For the data below, work out how many lines contain the word "ylabel" and supply only that number.

══ Given data

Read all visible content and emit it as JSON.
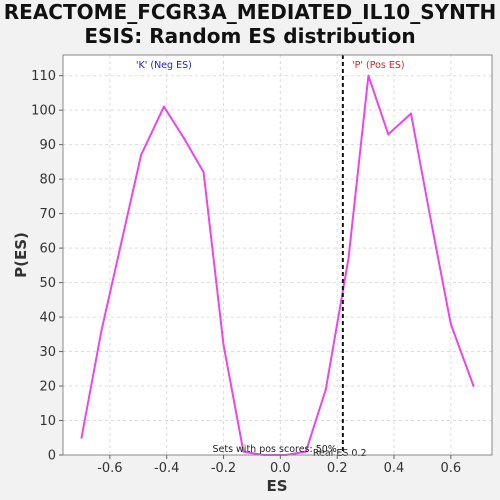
{
  "chart_data": {
    "type": "line",
    "title_line1": "REACTOME_FCGR3A_MEDIATED_IL10_SYNTH",
    "title_line2": "ESIS: Random ES distribution",
    "xlabel": "ES",
    "ylabel": "P(ES)",
    "xlim": [
      -0.765,
      0.745
    ],
    "ylim": [
      0,
      116
    ],
    "xticks": [
      -0.6,
      -0.4,
      -0.2,
      0.0,
      0.2,
      0.4,
      0.6
    ],
    "xtick_labels": [
      "-0.6",
      "-0.4",
      "-0.2",
      "0.0",
      "0.2",
      "0.4",
      "0.6"
    ],
    "yticks": [
      0,
      10,
      20,
      30,
      40,
      50,
      60,
      70,
      80,
      90,
      100,
      110
    ],
    "ytick_labels": [
      "0",
      "10",
      "20",
      "30",
      "40",
      "50",
      "60",
      "70",
      "80",
      "90",
      "100",
      "110"
    ],
    "grid": true,
    "series": [
      {
        "color": "#ee44ee",
        "x": [
          -0.7,
          -0.63,
          -0.49,
          -0.41,
          -0.34,
          -0.27,
          -0.2,
          -0.13,
          -0.06,
          0.02,
          0.09,
          0.16,
          0.24,
          0.31,
          0.38,
          0.46,
          0.53,
          0.6,
          0.68
        ],
        "y": [
          5,
          36,
          87,
          101,
          92,
          82,
          32,
          1,
          0,
          0,
          1,
          19,
          57,
          110,
          93,
          99,
          68,
          38,
          20
        ]
      }
    ],
    "real_es": 0.22,
    "annotations": {
      "neg_label": "'K' (Neg ES)",
      "neg_color": "#2222cc",
      "pos_label": "'P' (Pos ES)",
      "pos_color": "#dd2222",
      "sets_text": "Sets with pos scores: 50%",
      "real_es_text": "Real ES 0.2"
    }
  }
}
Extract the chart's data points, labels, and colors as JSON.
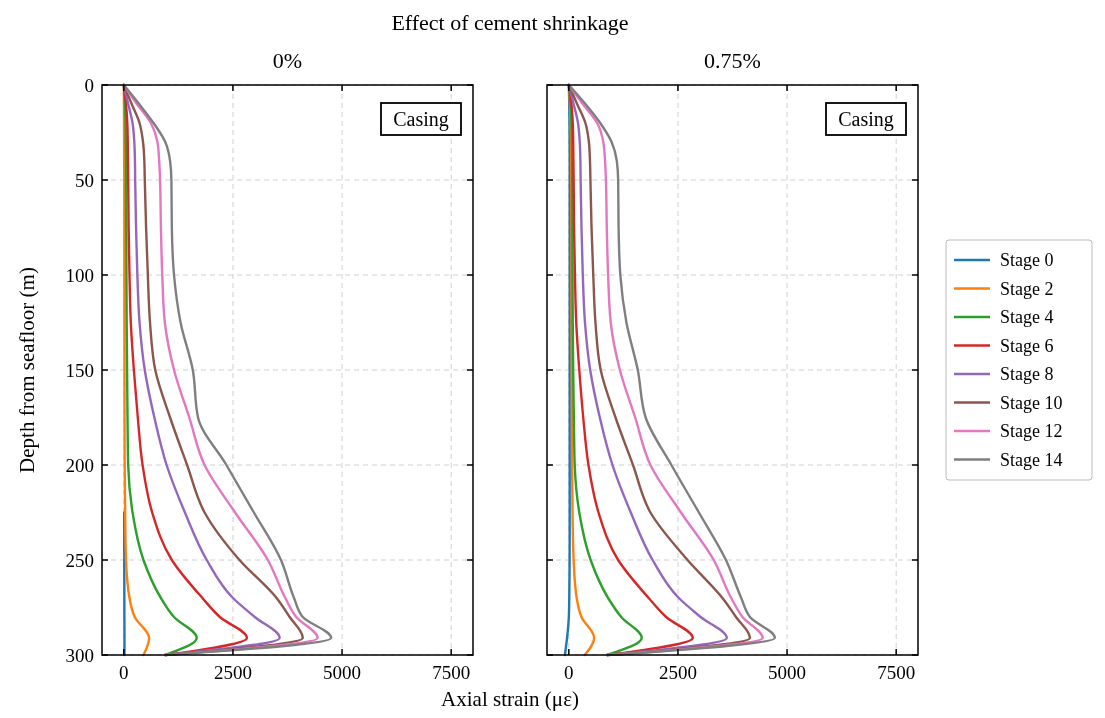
{
  "chart_data": [
    {
      "type": "line",
      "title": "Effect of cement shrinkage",
      "subtitle": "0%",
      "xlabel": "Axial strain (με)",
      "ylabel": "Depth from seafloor (m)",
      "annotations": [
        "Casing"
      ],
      "xlim": [
        -500,
        8000
      ],
      "xticks": [
        0,
        2500,
        5000,
        7500
      ],
      "ylim": [
        300,
        0
      ],
      "yticks": [
        0,
        50,
        100,
        150,
        200,
        250,
        300
      ],
      "grid": true,
      "series": [
        {
          "color": "#1f77b4",
          "x": [
            8,
            10,
            12,
            13,
            15,
            15
          ],
          "values": [
            225,
            250,
            270,
            280,
            291,
            300
          ]
        },
        {
          "color": "#ff7f0e",
          "x": [
            0,
            3,
            5,
            7,
            8,
            10,
            11,
            12,
            13,
            15,
            17,
            20,
            30,
            50,
            130,
            250,
            580,
            450
          ],
          "values": [
            0,
            10,
            20,
            30,
            40,
            50,
            75,
            100,
            125,
            150,
            175,
            200,
            225,
            250,
            270,
            280,
            291,
            300
          ]
        },
        {
          "color": "#2ca02c",
          "x": [
            0,
            25,
            40,
            45,
            50,
            50,
            55,
            60,
            65,
            75,
            85,
            100,
            200,
            450,
            850,
            1150,
            1670,
            950
          ],
          "values": [
            0,
            10,
            20,
            30,
            40,
            50,
            75,
            100,
            125,
            150,
            175,
            200,
            225,
            250,
            270,
            280,
            291,
            300
          ]
        },
        {
          "color": "#d62728",
          "x": [
            0,
            50,
            80,
            90,
            95,
            100,
            110,
            130,
            160,
            230,
            320,
            430,
            650,
            1100,
            1800,
            2200,
            2820,
            950
          ],
          "values": [
            0,
            10,
            20,
            30,
            40,
            50,
            75,
            100,
            125,
            150,
            175,
            200,
            225,
            250,
            270,
            280,
            291,
            300
          ]
        },
        {
          "color": "#9467bd",
          "x": [
            0,
            100,
            200,
            240,
            255,
            260,
            280,
            310,
            360,
            480,
            700,
            980,
            1400,
            1900,
            2500,
            3000,
            3570,
            950
          ],
          "values": [
            0,
            10,
            20,
            30,
            40,
            50,
            75,
            100,
            125,
            150,
            175,
            200,
            225,
            250,
            270,
            280,
            291,
            300
          ]
        },
        {
          "color": "#8c564b",
          "x": [
            0,
            180,
            360,
            440,
            470,
            480,
            510,
            550,
            600,
            720,
            1060,
            1450,
            1850,
            2650,
            3500,
            3800,
            4100,
            950
          ],
          "values": [
            0,
            10,
            20,
            30,
            40,
            50,
            75,
            100,
            125,
            150,
            175,
            200,
            225,
            250,
            270,
            280,
            291,
            300
          ]
        },
        {
          "color": "#e377c2",
          "x": [
            0,
            300,
            620,
            770,
            810,
            830,
            850,
            880,
            940,
            1150,
            1500,
            1850,
            2550,
            3300,
            3700,
            3950,
            4440,
            950
          ],
          "values": [
            0,
            10,
            20,
            30,
            40,
            50,
            75,
            100,
            125,
            150,
            175,
            200,
            225,
            250,
            270,
            280,
            291,
            300
          ]
        },
        {
          "color": "#7f7f7f",
          "x": [
            0,
            350,
            680,
            950,
            1060,
            1090,
            1100,
            1150,
            1300,
            1580,
            1700,
            2350,
            2980,
            3600,
            3900,
            4100,
            4750,
            950
          ],
          "values": [
            0,
            10,
            20,
            30,
            40,
            50,
            75,
            100,
            125,
            150,
            175,
            200,
            225,
            250,
            270,
            280,
            291,
            300
          ]
        }
      ]
    },
    {
      "type": "line",
      "subtitle": "0.75%",
      "annotations": [
        "Casing"
      ],
      "xlim": [
        -500,
        8000
      ],
      "xticks": [
        0,
        2500,
        5000,
        7500
      ],
      "ylim": [
        300,
        0
      ],
      "yticks": [
        0,
        50,
        100,
        150,
        200,
        250,
        300
      ],
      "grid": true,
      "tick_labels": "x",
      "legend": "right",
      "series": [
        {
          "name": "Stage 0",
          "color": "#1f77b4",
          "x": [
            0,
            10,
            15,
            18,
            20,
            20,
            20,
            20,
            20,
            20,
            20,
            20,
            20,
            18,
            10,
            0,
            -40,
            -90
          ],
          "values": [
            0,
            10,
            20,
            30,
            40,
            50,
            75,
            100,
            125,
            150,
            175,
            200,
            225,
            250,
            270,
            280,
            291,
            300
          ]
        },
        {
          "name": "Stage 2",
          "color": "#ff7f0e",
          "x": [
            0,
            25,
            40,
            50,
            55,
            58,
            60,
            60,
            62,
            65,
            70,
            75,
            85,
            110,
            180,
            290,
            580,
            365
          ],
          "values": [
            0,
            10,
            20,
            30,
            40,
            50,
            75,
            100,
            125,
            150,
            175,
            200,
            225,
            250,
            270,
            280,
            291,
            300
          ]
        },
        {
          "name": "Stage 4",
          "color": "#2ca02c",
          "x": [
            0,
            40,
            60,
            70,
            75,
            78,
            80,
            85,
            90,
            100,
            115,
            135,
            240,
            500,
            900,
            1200,
            1670,
            880
          ],
          "values": [
            0,
            10,
            20,
            30,
            40,
            50,
            75,
            100,
            125,
            150,
            175,
            200,
            225,
            250,
            270,
            280,
            291,
            300
          ]
        },
        {
          "name": "Stage 6",
          "color": "#d62728",
          "x": [
            0,
            60,
            90,
            100,
            105,
            110,
            120,
            140,
            170,
            240,
            330,
            450,
            680,
            1130,
            1830,
            2230,
            2840,
            880
          ],
          "values": [
            0,
            10,
            20,
            30,
            40,
            50,
            75,
            100,
            125,
            150,
            175,
            200,
            225,
            250,
            270,
            280,
            291,
            300
          ]
        },
        {
          "name": "Stage 8",
          "color": "#9467bd",
          "x": [
            0,
            110,
            210,
            250,
            265,
            270,
            290,
            320,
            370,
            490,
            710,
            1000,
            1420,
            1920,
            2520,
            3020,
            3620,
            880
          ],
          "values": [
            0,
            10,
            20,
            30,
            40,
            50,
            75,
            100,
            125,
            150,
            175,
            200,
            225,
            250,
            270,
            280,
            291,
            300
          ]
        },
        {
          "name": "Stage 10",
          "color": "#8c564b",
          "x": [
            0,
            190,
            380,
            460,
            485,
            495,
            520,
            560,
            610,
            730,
            1070,
            1470,
            1870,
            2720,
            3520,
            3830,
            4150,
            880
          ],
          "values": [
            0,
            10,
            20,
            30,
            40,
            50,
            75,
            100,
            125,
            150,
            175,
            200,
            225,
            250,
            270,
            280,
            291,
            300
          ]
        },
        {
          "name": "Stage 12",
          "color": "#e377c2",
          "x": [
            0,
            320,
            650,
            790,
            830,
            850,
            870,
            900,
            960,
            1170,
            1520,
            1870,
            2570,
            3320,
            3720,
            3980,
            4440,
            880
          ],
          "values": [
            0,
            10,
            20,
            30,
            40,
            50,
            75,
            100,
            125,
            150,
            175,
            200,
            225,
            250,
            270,
            280,
            291,
            300
          ]
        },
        {
          "name": "Stage 14",
          "color": "#7f7f7f",
          "x": [
            0,
            380,
            720,
            980,
            1100,
            1130,
            1140,
            1180,
            1320,
            1580,
            1760,
            2350,
            2980,
            3600,
            3950,
            4150,
            4720,
            880
          ],
          "values": [
            0,
            10,
            20,
            30,
            40,
            50,
            75,
            100,
            125,
            150,
            175,
            200,
            225,
            250,
            270,
            280,
            291,
            300
          ]
        }
      ]
    }
  ]
}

════

Result for this exercise: 2